**Work required**
Starting at the line that holds "Parse this screenshot: output", set down each line through the end of the listing, exactly as written and with nothing added.

>> BEGIN

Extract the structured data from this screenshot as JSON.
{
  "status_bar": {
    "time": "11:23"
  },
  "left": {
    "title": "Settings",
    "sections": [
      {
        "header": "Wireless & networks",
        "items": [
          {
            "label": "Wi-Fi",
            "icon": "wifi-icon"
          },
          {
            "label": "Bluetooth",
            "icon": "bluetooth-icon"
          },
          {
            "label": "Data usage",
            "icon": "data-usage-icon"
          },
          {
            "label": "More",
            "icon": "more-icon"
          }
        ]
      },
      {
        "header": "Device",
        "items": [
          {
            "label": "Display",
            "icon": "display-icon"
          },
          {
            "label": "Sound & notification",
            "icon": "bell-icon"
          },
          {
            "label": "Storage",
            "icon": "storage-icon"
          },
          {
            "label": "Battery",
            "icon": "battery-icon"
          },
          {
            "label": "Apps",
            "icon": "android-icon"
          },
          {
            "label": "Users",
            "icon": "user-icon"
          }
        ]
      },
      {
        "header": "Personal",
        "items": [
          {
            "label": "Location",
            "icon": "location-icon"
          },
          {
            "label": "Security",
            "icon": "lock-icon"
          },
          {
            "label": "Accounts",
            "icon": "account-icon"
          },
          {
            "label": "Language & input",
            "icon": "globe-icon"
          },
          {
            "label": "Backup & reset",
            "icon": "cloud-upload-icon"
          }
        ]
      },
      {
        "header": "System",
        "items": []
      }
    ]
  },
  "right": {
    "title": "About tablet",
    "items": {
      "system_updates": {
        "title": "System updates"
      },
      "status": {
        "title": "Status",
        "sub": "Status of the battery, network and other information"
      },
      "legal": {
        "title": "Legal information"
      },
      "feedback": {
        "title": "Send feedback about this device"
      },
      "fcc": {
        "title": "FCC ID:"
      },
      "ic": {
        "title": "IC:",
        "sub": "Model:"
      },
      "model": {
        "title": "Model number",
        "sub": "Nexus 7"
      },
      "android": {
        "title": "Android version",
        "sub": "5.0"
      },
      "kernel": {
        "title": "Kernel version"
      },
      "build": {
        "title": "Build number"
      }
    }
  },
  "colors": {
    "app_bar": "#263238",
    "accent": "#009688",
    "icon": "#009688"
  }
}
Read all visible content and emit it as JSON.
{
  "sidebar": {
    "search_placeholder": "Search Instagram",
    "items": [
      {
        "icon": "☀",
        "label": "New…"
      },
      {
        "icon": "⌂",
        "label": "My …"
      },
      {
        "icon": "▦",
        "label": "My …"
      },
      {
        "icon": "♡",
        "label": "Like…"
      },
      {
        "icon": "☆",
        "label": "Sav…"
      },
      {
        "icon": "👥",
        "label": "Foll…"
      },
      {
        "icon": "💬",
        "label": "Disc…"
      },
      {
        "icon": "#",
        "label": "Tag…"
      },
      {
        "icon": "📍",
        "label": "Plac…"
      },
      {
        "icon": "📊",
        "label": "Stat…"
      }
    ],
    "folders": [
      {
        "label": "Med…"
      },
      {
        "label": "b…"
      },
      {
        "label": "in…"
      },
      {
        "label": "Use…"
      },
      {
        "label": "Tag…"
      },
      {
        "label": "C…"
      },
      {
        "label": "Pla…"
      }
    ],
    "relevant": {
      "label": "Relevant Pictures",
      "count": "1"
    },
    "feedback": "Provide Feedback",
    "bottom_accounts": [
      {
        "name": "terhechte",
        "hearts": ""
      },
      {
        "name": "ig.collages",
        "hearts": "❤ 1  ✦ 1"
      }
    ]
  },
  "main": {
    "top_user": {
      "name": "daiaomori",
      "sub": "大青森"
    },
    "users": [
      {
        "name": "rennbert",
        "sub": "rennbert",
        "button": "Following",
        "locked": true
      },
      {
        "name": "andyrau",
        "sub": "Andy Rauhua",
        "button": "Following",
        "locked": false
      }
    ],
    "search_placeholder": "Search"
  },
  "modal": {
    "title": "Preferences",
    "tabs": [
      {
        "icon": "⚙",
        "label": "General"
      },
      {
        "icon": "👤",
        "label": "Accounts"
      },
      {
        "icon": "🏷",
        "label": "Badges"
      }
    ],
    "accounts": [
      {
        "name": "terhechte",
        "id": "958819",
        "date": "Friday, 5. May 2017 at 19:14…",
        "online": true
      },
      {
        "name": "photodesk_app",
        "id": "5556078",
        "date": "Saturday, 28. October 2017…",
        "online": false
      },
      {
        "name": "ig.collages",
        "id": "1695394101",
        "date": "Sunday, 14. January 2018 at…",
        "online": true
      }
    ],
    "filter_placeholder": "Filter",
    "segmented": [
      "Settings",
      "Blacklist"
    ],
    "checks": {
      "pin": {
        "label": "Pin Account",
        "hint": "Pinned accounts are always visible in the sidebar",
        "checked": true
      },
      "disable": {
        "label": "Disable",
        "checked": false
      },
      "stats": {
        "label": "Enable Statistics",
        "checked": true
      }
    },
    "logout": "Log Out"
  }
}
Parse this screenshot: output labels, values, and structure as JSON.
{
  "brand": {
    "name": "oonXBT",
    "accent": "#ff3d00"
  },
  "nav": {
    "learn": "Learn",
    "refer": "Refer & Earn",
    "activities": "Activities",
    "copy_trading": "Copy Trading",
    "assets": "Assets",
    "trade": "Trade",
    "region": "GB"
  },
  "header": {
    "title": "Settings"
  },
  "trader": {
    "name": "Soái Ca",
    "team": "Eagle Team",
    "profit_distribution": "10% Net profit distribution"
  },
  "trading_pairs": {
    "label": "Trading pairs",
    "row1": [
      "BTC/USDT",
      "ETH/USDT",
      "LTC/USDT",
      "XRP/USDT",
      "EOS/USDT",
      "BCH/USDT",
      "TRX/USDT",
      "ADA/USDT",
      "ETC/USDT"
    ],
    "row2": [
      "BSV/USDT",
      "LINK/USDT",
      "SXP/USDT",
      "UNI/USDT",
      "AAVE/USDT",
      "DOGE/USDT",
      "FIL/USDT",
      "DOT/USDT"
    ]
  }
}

>> END

**Complete response**
Parse this screenshot: output labels, values, and structure as JSON.
{
  "brand": {
    "name": "oonXBT",
    "accent": "#ff3d00"
  },
  "nav": {
    "learn": "Learn",
    "refer": "Refer & Earn",
    "activities": "Activities",
    "copy_trading": "Copy Trading",
    "assets": "Assets",
    "trade": "Trade",
    "region": "GB"
  },
  "header": {
    "title": "Settings"
  },
  "trader": {
    "name": "Soái Ca",
    "team": "Eagle Team",
    "profit_distribution": "10% Net profit distribution"
  },
  "trading_pairs": {
    "label": "Trading pairs",
    "row1": [
      "BTC/USDT",
      "ETH/USDT",
      "LTC/USDT",
      "XRP/USDT",
      "EOS/USDT",
      "BCH/USDT",
      "TRX/USDT",
      "ADA/USDT",
      "ETC/USDT"
    ],
    "row2": [
      "BSV/USDT",
      "LINK/USDT",
      "SXP/USDT",
      "UNI/USDT",
      "AAVE/USDT",
      "DOGE/USDT",
      "FIL/USDT",
      "DOT/USDT"
    ]
  }
}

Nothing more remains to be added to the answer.